> _DIRECTION_: Quote, without change, all of the lines that follow.

> _Stored items_:
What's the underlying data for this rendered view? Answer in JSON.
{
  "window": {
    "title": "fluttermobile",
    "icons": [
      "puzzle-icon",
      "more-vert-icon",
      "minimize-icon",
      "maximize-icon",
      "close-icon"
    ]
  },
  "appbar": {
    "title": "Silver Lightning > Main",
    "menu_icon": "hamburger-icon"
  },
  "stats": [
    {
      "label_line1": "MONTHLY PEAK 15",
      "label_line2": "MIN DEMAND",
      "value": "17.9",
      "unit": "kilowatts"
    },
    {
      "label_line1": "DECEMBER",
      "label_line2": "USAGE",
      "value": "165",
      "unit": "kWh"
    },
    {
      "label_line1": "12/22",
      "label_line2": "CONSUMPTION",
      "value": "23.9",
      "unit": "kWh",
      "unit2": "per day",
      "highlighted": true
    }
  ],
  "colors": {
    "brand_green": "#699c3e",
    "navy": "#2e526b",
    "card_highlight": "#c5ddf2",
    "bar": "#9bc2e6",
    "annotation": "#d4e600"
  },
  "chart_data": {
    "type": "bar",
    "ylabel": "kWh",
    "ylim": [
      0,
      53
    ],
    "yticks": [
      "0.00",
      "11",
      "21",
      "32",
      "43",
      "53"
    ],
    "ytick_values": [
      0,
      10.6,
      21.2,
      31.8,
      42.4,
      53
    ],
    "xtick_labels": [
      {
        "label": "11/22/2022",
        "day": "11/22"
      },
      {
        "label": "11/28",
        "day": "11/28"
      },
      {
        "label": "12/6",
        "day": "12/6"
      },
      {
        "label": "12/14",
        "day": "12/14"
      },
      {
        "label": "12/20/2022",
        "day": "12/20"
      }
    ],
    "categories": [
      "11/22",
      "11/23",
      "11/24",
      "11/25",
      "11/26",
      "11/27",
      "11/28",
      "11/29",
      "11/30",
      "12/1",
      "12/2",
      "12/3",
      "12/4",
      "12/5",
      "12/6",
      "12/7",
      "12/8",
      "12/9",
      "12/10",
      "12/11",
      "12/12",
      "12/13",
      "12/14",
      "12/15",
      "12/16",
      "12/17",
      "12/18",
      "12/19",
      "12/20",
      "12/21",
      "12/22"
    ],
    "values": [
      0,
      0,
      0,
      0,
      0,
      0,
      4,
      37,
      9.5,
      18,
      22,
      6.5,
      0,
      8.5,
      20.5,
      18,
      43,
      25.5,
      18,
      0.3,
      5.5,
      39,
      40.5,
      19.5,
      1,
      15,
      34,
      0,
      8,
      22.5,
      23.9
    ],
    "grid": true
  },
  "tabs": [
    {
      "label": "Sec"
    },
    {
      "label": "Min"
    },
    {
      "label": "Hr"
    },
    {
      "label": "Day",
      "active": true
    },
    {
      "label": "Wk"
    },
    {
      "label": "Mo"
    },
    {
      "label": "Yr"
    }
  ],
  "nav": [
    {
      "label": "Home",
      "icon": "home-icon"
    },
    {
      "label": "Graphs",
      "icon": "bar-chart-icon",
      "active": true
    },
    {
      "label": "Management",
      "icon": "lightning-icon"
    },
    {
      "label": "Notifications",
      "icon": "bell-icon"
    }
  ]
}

> _WRITTEN SOLUTION_:
What's the underlying data for this rendered view? Answer in JSON.
{
  "window": {
    "title": "fluttermobile",
    "icons": [
      "puzzle-icon",
      "more-vert-icon",
      "minimize-icon",
      "maximize-icon",
      "close-icon"
    ]
  },
  "appbar": {
    "title": "Silver Lightning > Main",
    "menu_icon": "hamburger-icon"
  },
  "stats": [
    {
      "label_line1": "MONTHLY PEAK 15",
      "label_line2": "MIN DEMAND",
      "value": "17.9",
      "unit": "kilowatts"
    },
    {
      "label_line1": "DECEMBER",
      "label_line2": "USAGE",
      "value": "165",
      "unit": "kWh"
    },
    {
      "label_line1": "12/22",
      "label_line2": "CONSUMPTION",
      "value": "23.9",
      "unit": "kWh",
      "unit2": "per day",
      "highlighted": true
    }
  ],
  "colors": {
    "brand_green": "#699c3e",
    "navy": "#2e526b",
    "card_highlight": "#c5ddf2",
    "bar": "#9bc2e6",
    "annotation": "#d4e600"
  },
  "chart_data": {
    "type": "bar",
    "ylabel": "kWh",
    "ylim": [
      0,
      53
    ],
    "yticks": [
      "0.00",
      "11",
      "21",
      "32",
      "43",
      "53"
    ],
    "ytick_values": [
      0,
      10.6,
      21.2,
      31.8,
      42.4,
      53
    ],
    "xtick_labels": [
      {
        "label": "11/22/2022",
        "day": "11/22"
      },
      {
        "label": "11/28",
        "day": "11/28"
      },
      {
        "label": "12/6",
        "day": "12/6"
      },
      {
        "label": "12/14",
        "day": "12/14"
      },
      {
        "label": "12/20/2022",
        "day": "12/20"
      }
    ],
    "categories": [
      "11/22",
      "11/23",
      "11/24",
      "11/25",
      "11/26",
      "11/27",
      "11/28",
      "11/29",
      "11/30",
      "12/1",
      "12/2",
      "12/3",
      "12/4",
      "12/5",
      "12/6",
      "12/7",
      "12/8",
      "12/9",
      "12/10",
      "12/11",
      "12/12",
      "12/13",
      "12/14",
      "12/15",
      "12/16",
      "12/17",
      "12/18",
      "12/19",
      "12/20",
      "12/21",
      "12/22"
    ],
    "values": [
      0,
      0,
      0,
      0,
      0,
      0,
      4,
      37,
      9.5,
      18,
      22,
      6.5,
      0,
      8.5,
      20.5,
      18,
      43,
      25.5,
      18,
      0.3,
      5.5,
      39,
      40.5,
      19.5,
      1,
      15,
      34,
      0,
      8,
      22.5,
      23.9
    ],
    "grid": true
  },
  "tabs": [
    {
      "label": "Sec"
    },
    {
      "label": "Min"
    },
    {
      "label": "Hr"
    },
    {
      "label": "Day",
      "active": true
    },
    {
      "label": "Wk"
    },
    {
      "label": "Mo"
    },
    {
      "label": "Yr"
    }
  ],
  "nav": [
    {
      "label": "Home",
      "icon": "home-icon"
    },
    {
      "label": "Graphs",
      "icon": "bar-chart-icon",
      "active": true
    },
    {
      "label": "Management",
      "icon": "lightning-icon"
    },
    {
      "label": "Notifications",
      "icon": "bell-icon"
    }
  ]
}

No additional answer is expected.